***** Material supplied *****

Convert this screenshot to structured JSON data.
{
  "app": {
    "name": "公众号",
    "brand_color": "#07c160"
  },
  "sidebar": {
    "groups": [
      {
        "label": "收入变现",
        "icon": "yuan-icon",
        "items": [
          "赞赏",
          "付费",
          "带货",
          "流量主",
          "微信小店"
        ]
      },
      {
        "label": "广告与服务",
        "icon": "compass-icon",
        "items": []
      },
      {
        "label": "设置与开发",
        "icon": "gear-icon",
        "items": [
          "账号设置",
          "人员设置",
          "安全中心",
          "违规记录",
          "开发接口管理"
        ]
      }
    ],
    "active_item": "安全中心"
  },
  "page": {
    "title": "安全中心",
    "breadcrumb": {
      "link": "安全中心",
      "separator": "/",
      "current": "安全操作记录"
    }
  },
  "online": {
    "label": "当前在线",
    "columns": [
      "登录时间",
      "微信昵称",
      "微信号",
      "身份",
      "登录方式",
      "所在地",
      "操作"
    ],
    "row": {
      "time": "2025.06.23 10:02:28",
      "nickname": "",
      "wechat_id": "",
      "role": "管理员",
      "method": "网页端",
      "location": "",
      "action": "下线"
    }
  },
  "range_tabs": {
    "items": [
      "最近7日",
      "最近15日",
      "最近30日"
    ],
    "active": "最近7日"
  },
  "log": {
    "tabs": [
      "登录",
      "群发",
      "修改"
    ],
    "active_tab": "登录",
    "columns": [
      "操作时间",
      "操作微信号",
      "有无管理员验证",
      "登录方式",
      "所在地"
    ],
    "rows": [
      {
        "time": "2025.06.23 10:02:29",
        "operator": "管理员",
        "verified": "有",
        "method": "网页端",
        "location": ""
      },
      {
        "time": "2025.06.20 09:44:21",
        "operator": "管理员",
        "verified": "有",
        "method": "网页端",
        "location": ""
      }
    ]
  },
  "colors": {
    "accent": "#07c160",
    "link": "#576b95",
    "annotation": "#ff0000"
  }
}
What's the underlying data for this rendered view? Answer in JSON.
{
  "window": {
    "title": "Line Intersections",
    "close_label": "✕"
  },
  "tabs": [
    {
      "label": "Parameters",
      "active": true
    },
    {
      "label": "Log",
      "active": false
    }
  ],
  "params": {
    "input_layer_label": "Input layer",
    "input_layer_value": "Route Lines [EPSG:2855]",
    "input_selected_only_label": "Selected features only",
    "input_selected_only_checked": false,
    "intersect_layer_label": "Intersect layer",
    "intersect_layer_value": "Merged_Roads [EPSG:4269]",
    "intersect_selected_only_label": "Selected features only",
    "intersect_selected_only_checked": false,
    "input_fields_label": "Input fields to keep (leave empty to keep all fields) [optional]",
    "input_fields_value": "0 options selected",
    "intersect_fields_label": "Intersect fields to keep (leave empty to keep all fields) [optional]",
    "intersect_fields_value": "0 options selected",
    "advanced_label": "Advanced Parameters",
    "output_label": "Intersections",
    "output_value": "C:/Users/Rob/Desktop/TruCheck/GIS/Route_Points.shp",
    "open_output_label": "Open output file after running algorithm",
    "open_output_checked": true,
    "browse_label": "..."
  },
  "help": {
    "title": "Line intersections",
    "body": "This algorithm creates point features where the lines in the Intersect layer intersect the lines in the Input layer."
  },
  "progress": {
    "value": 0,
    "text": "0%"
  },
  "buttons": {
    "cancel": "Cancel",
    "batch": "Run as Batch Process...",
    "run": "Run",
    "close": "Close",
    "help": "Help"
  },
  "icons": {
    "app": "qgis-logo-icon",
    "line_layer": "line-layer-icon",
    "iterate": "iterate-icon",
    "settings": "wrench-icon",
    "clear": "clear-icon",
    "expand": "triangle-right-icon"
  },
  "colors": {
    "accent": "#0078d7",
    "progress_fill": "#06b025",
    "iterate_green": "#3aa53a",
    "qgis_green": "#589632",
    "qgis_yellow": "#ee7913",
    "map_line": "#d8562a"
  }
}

*****

> **Aim of the exercise**
Go through the preceding material and copy each line that has the word "algorithm".

> **Solution to this problem**
    "open_output_label": "Open output file after running algorithm",
    "body": "This algorithm creates point features where the lines in the Intersect layer intersect the lines in the Input layer."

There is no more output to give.